Direction:
Copy every entry exactly as given, minus the images.

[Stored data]
◆ ◆ ◆ ◆ ◆
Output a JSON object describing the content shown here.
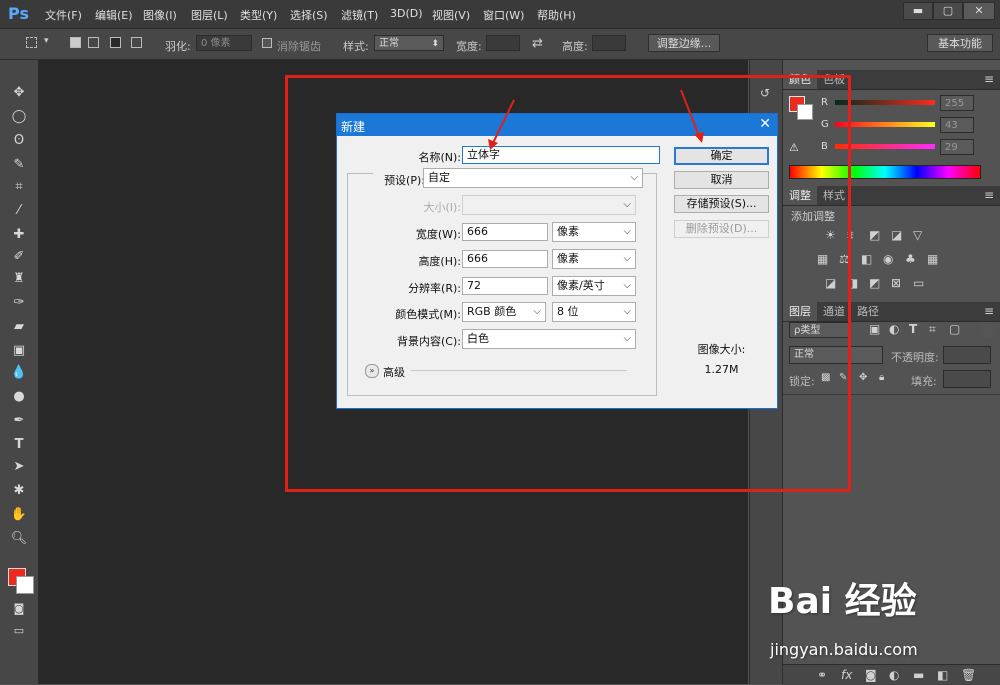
{
  "menubar": {
    "logo": "Ps",
    "items": [
      "文件(F)",
      "编辑(E)",
      "图像(I)",
      "图层(L)",
      "类型(Y)",
      "选择(S)",
      "滤镜(T)",
      "3D(D)",
      "视图(V)",
      "窗口(W)",
      "帮助(H)"
    ],
    "window_buttons": [
      "▬",
      "▢",
      "✕"
    ]
  },
  "options": {
    "feather_label": "羽化:",
    "feather_value": "0 像素",
    "antialias_label": "消除锯齿",
    "style_label": "样式:",
    "style_value": "正常",
    "width_label": "宽度:",
    "height_label": "高度:",
    "refine_button": "调整边缘...",
    "workspace_button": "基本功能"
  },
  "color_panel": {
    "tabs": [
      "颜色",
      "色板"
    ],
    "channels": [
      {
        "name": "R",
        "value": "255"
      },
      {
        "name": "G",
        "value": "43"
      },
      {
        "name": "B",
        "value": "29"
      }
    ],
    "foreground": "#ee2a1e"
  },
  "adjust_panel": {
    "tabs": [
      "调整",
      "样式"
    ],
    "add_label": "添加调整"
  },
  "layers_panel": {
    "tabs": [
      "图层",
      "通道",
      "路径"
    ],
    "kind": "ρ类型",
    "blend": "正常",
    "opacity_label": "不透明度:",
    "lock_label": "锁定:",
    "fill_label": "填充:"
  },
  "dialog": {
    "title": "新建",
    "name_label": "名称(N):",
    "name_value": "立体字",
    "preset_label": "预设(P):",
    "preset_value": "自定",
    "size_label": "大小(I):",
    "width_label": "宽度(W):",
    "width_value": "666",
    "width_unit": "像素",
    "height_label": "高度(H):",
    "height_value": "666",
    "height_unit": "像素",
    "resolution_label": "分辨率(R):",
    "resolution_value": "72",
    "resolution_unit": "像素/英寸",
    "colormode_label": "颜色模式(M):",
    "colormode_value": "RGB 颜色",
    "bitdepth_value": "8 位",
    "background_label": "背景内容(C):",
    "background_value": "白色",
    "advanced_label": "高级",
    "ok_button": "确定",
    "cancel_button": "取消",
    "save_preset_button": "存储预设(S)...",
    "delete_preset_button": "删除预设(D)...",
    "image_size_label": "图像大小:",
    "image_size_value": "1.27M"
  },
  "watermark": {
    "brand": "Bai 经验",
    "url": "jingyan.baidu.com"
  }
}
◆ ◆ ◆ ◆ ◆
Solution to this exercise:
Output a JSON object describing the content shown here.
{
  "menubar": {
    "logo": "Ps",
    "items": [
      "文件(F)",
      "编辑(E)",
      "图像(I)",
      "图层(L)",
      "类型(Y)",
      "选择(S)",
      "滤镜(T)",
      "3D(D)",
      "视图(V)",
      "窗口(W)",
      "帮助(H)"
    ],
    "window_buttons": [
      "▬",
      "▢",
      "✕"
    ]
  },
  "options": {
    "feather_label": "羽化:",
    "feather_value": "0 像素",
    "antialias_label": "消除锯齿",
    "style_label": "样式:",
    "style_value": "正常",
    "width_label": "宽度:",
    "height_label": "高度:",
    "refine_button": "调整边缘...",
    "workspace_button": "基本功能"
  },
  "color_panel": {
    "tabs": [
      "颜色",
      "色板"
    ],
    "channels": [
      {
        "name": "R",
        "value": "255"
      },
      {
        "name": "G",
        "value": "43"
      },
      {
        "name": "B",
        "value": "29"
      }
    ],
    "foreground": "#ee2a1e"
  },
  "adjust_panel": {
    "tabs": [
      "调整",
      "样式"
    ],
    "add_label": "添加调整"
  },
  "layers_panel": {
    "tabs": [
      "图层",
      "通道",
      "路径"
    ],
    "kind": "ρ类型",
    "blend": "正常",
    "opacity_label": "不透明度:",
    "lock_label": "锁定:",
    "fill_label": "填充:"
  },
  "dialog": {
    "title": "新建",
    "name_label": "名称(N):",
    "name_value": "立体字",
    "preset_label": "预设(P):",
    "preset_value": "自定",
    "size_label": "大小(I):",
    "width_label": "宽度(W):",
    "width_value": "666",
    "width_unit": "像素",
    "height_label": "高度(H):",
    "height_value": "666",
    "height_unit": "像素",
    "resolution_label": "分辨率(R):",
    "resolution_value": "72",
    "resolution_unit": "像素/英寸",
    "colormode_label": "颜色模式(M):",
    "colormode_value": "RGB 颜色",
    "bitdepth_value": "8 位",
    "background_label": "背景内容(C):",
    "background_value": "白色",
    "advanced_label": "高级",
    "ok_button": "确定",
    "cancel_button": "取消",
    "save_preset_button": "存储预设(S)...",
    "delete_preset_button": "删除预设(D)...",
    "image_size_label": "图像大小:",
    "image_size_value": "1.27M"
  },
  "watermark": {
    "brand": "Bai 经验",
    "url": "jingyan.baidu.com"
  }
}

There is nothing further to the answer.